▶ _DATASET ROWS_:
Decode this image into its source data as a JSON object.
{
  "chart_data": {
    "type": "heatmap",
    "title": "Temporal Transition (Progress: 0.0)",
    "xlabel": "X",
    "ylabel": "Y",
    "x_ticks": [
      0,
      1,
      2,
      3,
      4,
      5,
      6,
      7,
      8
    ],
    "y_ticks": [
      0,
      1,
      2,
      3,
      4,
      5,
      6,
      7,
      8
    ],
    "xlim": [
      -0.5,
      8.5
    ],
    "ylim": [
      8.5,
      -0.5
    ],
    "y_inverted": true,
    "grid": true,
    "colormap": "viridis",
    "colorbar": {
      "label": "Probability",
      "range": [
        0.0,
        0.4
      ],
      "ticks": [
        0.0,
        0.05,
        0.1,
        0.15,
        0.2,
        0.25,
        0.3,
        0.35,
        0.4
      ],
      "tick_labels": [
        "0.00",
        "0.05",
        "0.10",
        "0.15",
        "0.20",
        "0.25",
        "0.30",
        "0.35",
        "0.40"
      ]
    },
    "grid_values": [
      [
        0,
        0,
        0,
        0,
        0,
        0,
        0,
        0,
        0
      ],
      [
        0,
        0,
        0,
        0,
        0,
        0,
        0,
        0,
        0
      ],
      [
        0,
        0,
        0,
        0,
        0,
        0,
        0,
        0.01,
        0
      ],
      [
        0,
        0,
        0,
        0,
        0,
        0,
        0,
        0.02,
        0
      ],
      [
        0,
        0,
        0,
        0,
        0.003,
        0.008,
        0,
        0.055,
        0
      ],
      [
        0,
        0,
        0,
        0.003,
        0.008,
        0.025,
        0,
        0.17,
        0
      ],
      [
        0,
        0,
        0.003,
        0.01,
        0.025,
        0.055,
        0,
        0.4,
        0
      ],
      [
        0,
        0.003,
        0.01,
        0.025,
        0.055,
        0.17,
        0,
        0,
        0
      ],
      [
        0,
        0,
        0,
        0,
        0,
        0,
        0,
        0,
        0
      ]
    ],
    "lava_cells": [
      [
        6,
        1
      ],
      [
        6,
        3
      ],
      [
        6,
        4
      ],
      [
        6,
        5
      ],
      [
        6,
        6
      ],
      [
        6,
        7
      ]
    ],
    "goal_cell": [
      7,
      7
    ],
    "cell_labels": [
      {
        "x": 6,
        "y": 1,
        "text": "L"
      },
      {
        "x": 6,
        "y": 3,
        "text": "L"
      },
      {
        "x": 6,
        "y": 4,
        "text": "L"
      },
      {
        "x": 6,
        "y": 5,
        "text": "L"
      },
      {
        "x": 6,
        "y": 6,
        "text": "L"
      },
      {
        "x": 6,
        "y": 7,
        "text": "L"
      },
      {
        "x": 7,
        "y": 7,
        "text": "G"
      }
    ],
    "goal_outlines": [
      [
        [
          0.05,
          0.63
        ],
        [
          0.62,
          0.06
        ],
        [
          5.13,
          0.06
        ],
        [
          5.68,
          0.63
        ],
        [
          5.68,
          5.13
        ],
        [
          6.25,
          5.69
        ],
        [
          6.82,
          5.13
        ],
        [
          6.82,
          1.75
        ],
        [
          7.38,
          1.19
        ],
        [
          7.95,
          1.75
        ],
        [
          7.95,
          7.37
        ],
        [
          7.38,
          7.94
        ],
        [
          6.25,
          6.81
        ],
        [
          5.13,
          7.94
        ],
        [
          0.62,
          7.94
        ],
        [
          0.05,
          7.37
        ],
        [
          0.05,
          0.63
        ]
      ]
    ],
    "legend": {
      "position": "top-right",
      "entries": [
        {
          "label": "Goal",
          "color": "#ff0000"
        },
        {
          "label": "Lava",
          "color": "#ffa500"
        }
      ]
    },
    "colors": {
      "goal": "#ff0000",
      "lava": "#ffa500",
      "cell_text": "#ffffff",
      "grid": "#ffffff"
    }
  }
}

▶ _WHAT THE TASK REQUIRES_:
Transcribe the data. Leave every line exactly as it is.

▶ _ANSWER TO THE EXERCISE_:
Decode this image into its source data as a JSON object.
{
  "chart_data": {
    "type": "heatmap",
    "title": "Temporal Transition (Progress: 0.0)",
    "xlabel": "X",
    "ylabel": "Y",
    "x_ticks": [
      0,
      1,
      2,
      3,
      4,
      5,
      6,
      7,
      8
    ],
    "y_ticks": [
      0,
      1,
      2,
      3,
      4,
      5,
      6,
      7,
      8
    ],
    "xlim": [
      -0.5,
      8.5
    ],
    "ylim": [
      8.5,
      -0.5
    ],
    "y_inverted": true,
    "grid": true,
    "colormap": "viridis",
    "colorbar": {
      "label": "Probability",
      "range": [
        0.0,
        0.4
      ],
      "ticks": [
        0.0,
        0.05,
        0.1,
        0.15,
        0.2,
        0.25,
        0.3,
        0.35,
        0.4
      ],
      "tick_labels": [
        "0.00",
        "0.05",
        "0.10",
        "0.15",
        "0.20",
        "0.25",
        "0.30",
        "0.35",
        "0.40"
      ]
    },
    "grid_values": [
      [
        0,
        0,
        0,
        0,
        0,
        0,
        0,
        0,
        0
      ],
      [
        0,
        0,
        0,
        0,
        0,
        0,
        0,
        0,
        0
      ],
      [
        0,
        0,
        0,
        0,
        0,
        0,
        0,
        0.01,
        0
      ],
      [
        0,
        0,
        0,
        0,
        0,
        0,
        0,
        0.02,
        0
      ],
      [
        0,
        0,
        0,
        0,
        0.003,
        0.008,
        0,
        0.055,
        0
      ],
      [
        0,
        0,
        0,
        0.003,
        0.008,
        0.025,
        0,
        0.17,
        0
      ],
      [
        0,
        0,
        0.003,
        0.01,
        0.025,
        0.055,
        0,
        0.4,
        0
      ],
      [
        0,
        0.003,
        0.01,
        0.025,
        0.055,
        0.17,
        0,
        0,
        0
      ],
      [
        0,
        0,
        0,
        0,
        0,
        0,
        0,
        0,
        0
      ]
    ],
    "lava_cells": [
      [
        6,
        1
      ],
      [
        6,
        3
      ],
      [
        6,
        4
      ],
      [
        6,
        5
      ],
      [
        6,
        6
      ],
      [
        6,
        7
      ]
    ],
    "goal_cell": [
      7,
      7
    ],
    "cell_labels": [
      {
        "x": 6,
        "y": 1,
        "text": "L"
      },
      {
        "x": 6,
        "y": 3,
        "text": "L"
      },
      {
        "x": 6,
        "y": 4,
        "text": "L"
      },
      {
        "x": 6,
        "y": 5,
        "text": "L"
      },
      {
        "x": 6,
        "y": 6,
        "text": "L"
      },
      {
        "x": 6,
        "y": 7,
        "text": "L"
      },
      {
        "x": 7,
        "y": 7,
        "text": "G"
      }
    ],
    "goal_outlines": [
      [
        [
          0.05,
          0.63
        ],
        [
          0.62,
          0.06
        ],
        [
          5.13,
          0.06
        ],
        [
          5.68,
          0.63
        ],
        [
          5.68,
          5.13
        ],
        [
          6.25,
          5.69
        ],
        [
          6.82,
          5.13
        ],
        [
          6.82,
          1.75
        ],
        [
          7.38,
          1.19
        ],
        [
          7.95,
          1.75
        ],
        [
          7.95,
          7.37
        ],
        [
          7.38,
          7.94
        ],
        [
          6.25,
          6.81
        ],
        [
          5.13,
          7.94
        ],
        [
          0.62,
          7.94
        ],
        [
          0.05,
          7.37
        ],
        [
          0.05,
          0.63
        ]
      ]
    ],
    "legend": {
      "position": "top-right",
      "entries": [
        {
          "label": "Goal",
          "color": "#ff0000"
        },
        {
          "label": "Lava",
          "color": "#ffa500"
        }
      ]
    },
    "colors": {
      "goal": "#ff0000",
      "lava": "#ffa500",
      "cell_text": "#ffffff",
      "grid": "#ffffff"
    }
  }
}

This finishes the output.